Figure record extracts:

+-------+

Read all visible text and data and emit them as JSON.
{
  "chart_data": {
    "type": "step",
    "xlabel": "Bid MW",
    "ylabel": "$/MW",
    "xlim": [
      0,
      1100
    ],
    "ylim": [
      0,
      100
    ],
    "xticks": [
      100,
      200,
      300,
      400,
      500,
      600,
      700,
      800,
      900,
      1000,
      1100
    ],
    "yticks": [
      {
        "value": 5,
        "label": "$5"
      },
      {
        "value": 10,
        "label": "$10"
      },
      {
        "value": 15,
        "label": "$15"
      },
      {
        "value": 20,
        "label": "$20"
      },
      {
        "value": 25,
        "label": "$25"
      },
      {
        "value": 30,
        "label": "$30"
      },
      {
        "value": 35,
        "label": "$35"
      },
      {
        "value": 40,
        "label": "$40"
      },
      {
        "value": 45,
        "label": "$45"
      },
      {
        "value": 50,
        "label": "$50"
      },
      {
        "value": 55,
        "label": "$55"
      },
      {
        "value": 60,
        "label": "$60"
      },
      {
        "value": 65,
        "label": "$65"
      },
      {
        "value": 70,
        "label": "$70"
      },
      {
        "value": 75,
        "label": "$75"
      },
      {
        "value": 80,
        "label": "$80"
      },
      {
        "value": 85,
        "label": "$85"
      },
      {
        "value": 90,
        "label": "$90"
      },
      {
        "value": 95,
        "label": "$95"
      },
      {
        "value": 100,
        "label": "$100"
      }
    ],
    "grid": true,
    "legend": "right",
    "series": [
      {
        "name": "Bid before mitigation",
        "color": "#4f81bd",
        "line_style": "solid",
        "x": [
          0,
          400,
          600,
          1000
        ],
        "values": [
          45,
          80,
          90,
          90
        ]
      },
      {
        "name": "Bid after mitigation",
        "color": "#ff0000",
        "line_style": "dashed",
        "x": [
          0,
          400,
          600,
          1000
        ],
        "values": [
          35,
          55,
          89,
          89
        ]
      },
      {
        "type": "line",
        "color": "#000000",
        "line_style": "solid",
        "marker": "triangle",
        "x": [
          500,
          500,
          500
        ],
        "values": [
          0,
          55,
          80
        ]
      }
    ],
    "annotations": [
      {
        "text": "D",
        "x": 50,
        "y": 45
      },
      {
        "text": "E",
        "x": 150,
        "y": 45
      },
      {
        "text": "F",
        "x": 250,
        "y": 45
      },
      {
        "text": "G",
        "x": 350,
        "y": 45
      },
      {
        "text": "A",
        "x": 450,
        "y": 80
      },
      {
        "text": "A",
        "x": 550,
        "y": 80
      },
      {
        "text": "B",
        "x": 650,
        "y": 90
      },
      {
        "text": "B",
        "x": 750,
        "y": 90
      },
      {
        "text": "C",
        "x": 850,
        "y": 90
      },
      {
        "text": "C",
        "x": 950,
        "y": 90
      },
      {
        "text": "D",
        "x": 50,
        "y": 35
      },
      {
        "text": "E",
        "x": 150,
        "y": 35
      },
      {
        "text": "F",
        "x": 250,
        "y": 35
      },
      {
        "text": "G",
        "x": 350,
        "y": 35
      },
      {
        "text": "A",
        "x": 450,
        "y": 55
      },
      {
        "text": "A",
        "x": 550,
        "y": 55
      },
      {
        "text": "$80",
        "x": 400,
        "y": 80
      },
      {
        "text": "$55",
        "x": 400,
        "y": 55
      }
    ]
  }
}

+-------+

**Instructions for the task:** From the entries above, return each line with the word "name" in it.

**Output:**
        "name": "Bid before mitigation",
        "name": "Bid after mitigation",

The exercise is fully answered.